● **Exercise**:
How many of the lines in the data contain "aanbrengen"? Give only the number.

Page content transcription data:

::::

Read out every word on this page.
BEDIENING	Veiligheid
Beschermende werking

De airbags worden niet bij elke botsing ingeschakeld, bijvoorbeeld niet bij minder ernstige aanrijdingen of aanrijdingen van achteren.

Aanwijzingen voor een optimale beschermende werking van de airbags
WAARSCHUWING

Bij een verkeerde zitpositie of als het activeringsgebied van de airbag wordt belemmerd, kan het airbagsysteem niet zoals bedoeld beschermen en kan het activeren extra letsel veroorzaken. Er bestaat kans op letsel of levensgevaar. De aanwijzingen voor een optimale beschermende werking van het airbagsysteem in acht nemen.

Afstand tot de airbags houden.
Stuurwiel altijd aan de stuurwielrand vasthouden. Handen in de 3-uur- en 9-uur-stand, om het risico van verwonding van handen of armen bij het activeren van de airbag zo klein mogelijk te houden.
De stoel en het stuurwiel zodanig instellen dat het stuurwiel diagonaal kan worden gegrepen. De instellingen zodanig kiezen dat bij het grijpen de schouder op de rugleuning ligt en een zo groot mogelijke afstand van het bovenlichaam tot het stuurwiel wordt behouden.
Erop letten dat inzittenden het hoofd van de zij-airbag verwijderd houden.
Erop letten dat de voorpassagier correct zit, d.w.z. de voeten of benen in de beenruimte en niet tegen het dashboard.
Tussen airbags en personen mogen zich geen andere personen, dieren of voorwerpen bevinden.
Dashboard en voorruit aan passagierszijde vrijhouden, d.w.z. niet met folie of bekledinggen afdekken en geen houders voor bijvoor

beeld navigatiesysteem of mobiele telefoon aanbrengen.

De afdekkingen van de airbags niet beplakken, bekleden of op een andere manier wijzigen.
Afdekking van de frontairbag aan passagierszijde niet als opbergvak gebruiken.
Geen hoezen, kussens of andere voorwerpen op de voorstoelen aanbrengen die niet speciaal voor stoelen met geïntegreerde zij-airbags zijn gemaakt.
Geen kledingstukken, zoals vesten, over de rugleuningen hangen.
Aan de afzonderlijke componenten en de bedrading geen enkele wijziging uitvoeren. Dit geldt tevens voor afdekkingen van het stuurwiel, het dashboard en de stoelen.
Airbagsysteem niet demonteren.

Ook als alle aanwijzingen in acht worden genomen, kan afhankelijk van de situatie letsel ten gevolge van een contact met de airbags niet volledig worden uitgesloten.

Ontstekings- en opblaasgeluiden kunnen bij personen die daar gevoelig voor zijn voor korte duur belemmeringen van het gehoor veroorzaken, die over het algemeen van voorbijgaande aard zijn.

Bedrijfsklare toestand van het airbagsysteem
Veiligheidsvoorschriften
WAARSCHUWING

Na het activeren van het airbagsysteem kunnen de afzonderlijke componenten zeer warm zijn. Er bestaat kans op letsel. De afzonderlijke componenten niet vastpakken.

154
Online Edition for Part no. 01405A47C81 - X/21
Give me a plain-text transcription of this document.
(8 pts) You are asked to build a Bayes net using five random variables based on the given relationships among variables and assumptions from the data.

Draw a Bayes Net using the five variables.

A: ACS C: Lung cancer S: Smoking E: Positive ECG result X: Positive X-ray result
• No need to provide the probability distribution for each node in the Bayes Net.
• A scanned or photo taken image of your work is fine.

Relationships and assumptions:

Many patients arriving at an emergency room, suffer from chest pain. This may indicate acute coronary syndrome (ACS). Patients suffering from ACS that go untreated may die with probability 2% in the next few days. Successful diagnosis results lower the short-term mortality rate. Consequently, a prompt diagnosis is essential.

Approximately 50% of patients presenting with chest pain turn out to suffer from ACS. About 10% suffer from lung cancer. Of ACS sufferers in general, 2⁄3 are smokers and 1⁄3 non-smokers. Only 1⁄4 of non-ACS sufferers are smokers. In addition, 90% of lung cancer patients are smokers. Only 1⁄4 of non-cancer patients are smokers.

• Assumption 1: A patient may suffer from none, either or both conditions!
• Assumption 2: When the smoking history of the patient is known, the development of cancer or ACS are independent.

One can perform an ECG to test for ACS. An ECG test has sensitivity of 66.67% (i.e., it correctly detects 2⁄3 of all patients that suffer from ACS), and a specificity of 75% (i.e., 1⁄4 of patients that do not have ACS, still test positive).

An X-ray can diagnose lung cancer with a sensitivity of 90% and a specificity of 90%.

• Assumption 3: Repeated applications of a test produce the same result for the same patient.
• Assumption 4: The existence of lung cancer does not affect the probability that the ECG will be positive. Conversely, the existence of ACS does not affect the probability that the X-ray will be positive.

::::

● **Task output**:
2